Dataset items:

___

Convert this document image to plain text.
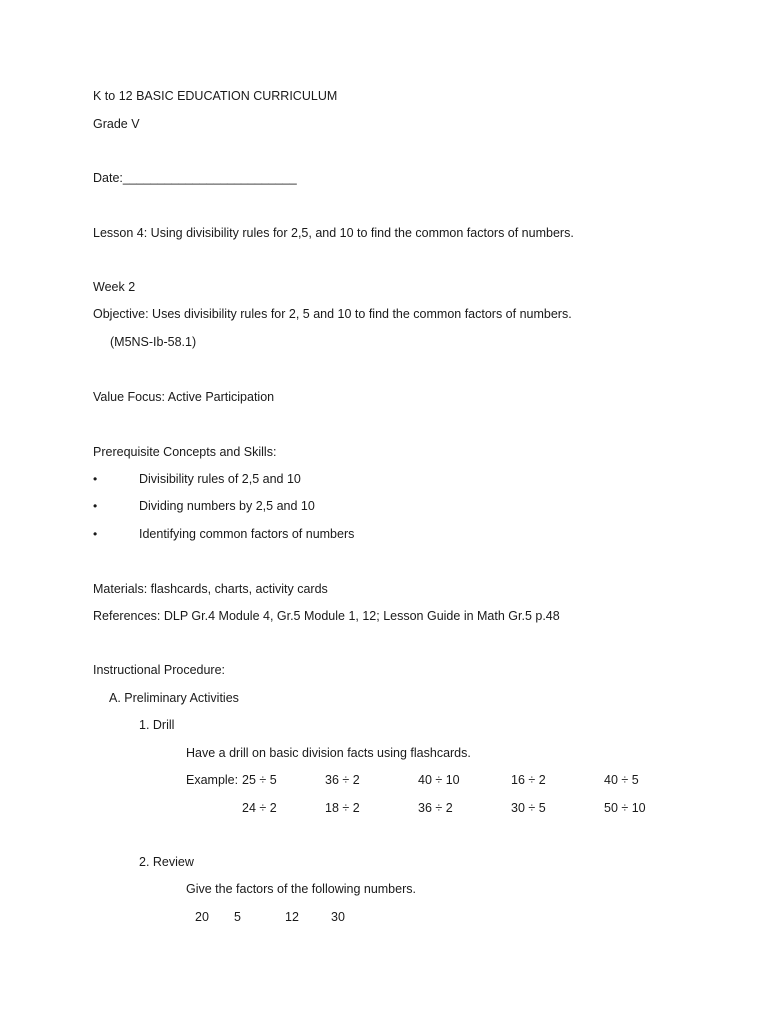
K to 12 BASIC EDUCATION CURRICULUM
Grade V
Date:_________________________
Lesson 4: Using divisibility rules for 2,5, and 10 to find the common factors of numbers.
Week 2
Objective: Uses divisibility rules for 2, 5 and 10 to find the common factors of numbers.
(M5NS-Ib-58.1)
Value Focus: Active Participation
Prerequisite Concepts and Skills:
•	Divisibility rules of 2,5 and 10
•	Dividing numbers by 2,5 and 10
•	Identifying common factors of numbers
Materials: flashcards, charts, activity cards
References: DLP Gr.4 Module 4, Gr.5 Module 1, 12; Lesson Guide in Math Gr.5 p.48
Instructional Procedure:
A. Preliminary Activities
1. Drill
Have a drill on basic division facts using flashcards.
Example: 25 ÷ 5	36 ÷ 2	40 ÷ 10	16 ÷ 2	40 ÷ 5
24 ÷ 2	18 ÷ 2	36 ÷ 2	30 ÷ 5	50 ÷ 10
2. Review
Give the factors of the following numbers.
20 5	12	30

___

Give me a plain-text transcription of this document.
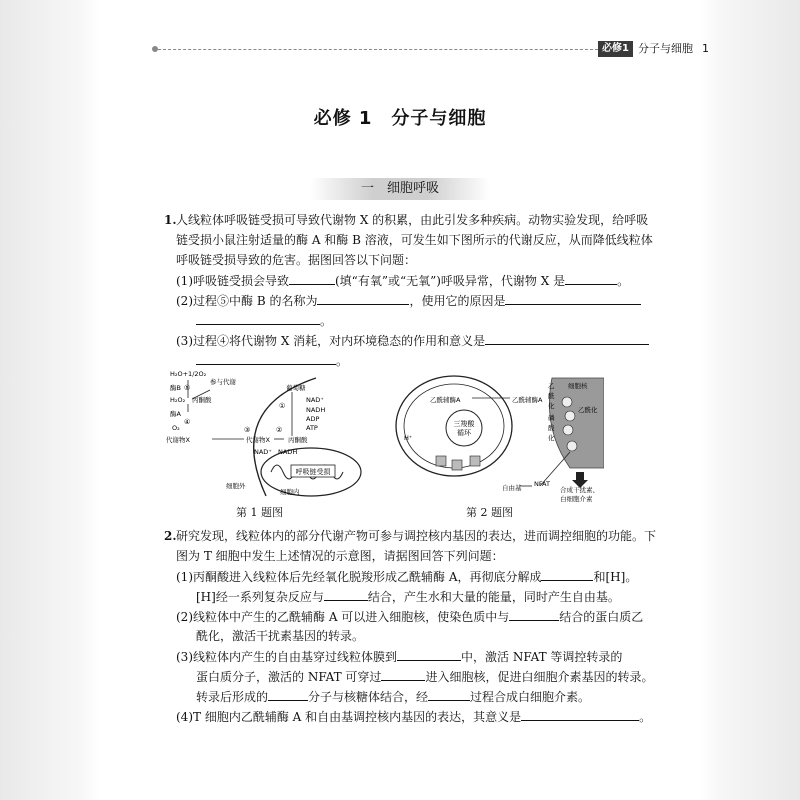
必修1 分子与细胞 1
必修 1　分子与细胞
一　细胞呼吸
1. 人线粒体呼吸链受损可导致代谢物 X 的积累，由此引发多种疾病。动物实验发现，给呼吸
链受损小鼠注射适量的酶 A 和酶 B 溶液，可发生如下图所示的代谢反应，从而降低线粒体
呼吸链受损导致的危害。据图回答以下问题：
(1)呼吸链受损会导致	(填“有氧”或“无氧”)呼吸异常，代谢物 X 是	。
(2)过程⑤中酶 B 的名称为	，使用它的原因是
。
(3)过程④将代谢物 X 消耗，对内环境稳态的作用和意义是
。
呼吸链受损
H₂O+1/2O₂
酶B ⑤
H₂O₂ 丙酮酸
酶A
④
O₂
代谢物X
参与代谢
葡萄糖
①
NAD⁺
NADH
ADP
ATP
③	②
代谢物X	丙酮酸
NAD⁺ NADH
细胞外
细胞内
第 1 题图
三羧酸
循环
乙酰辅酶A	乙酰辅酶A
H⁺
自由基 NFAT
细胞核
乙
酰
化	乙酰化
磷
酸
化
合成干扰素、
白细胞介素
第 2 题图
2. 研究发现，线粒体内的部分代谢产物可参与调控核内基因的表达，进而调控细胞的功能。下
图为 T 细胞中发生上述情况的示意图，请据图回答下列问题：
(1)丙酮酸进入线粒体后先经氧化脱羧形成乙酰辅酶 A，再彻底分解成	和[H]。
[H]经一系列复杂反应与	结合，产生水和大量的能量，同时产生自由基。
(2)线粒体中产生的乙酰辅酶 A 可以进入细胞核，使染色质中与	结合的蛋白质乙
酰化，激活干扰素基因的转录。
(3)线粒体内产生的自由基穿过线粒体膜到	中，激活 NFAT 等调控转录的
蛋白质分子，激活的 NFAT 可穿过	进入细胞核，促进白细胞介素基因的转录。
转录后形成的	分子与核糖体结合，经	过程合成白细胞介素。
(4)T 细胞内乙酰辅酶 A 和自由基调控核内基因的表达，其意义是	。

___

Show all lines from the records above where the word "this" occurs.

**WRITTEN SOLUTION:**
Convert this document image to plain text.
Give me a plain-text transcription of this document.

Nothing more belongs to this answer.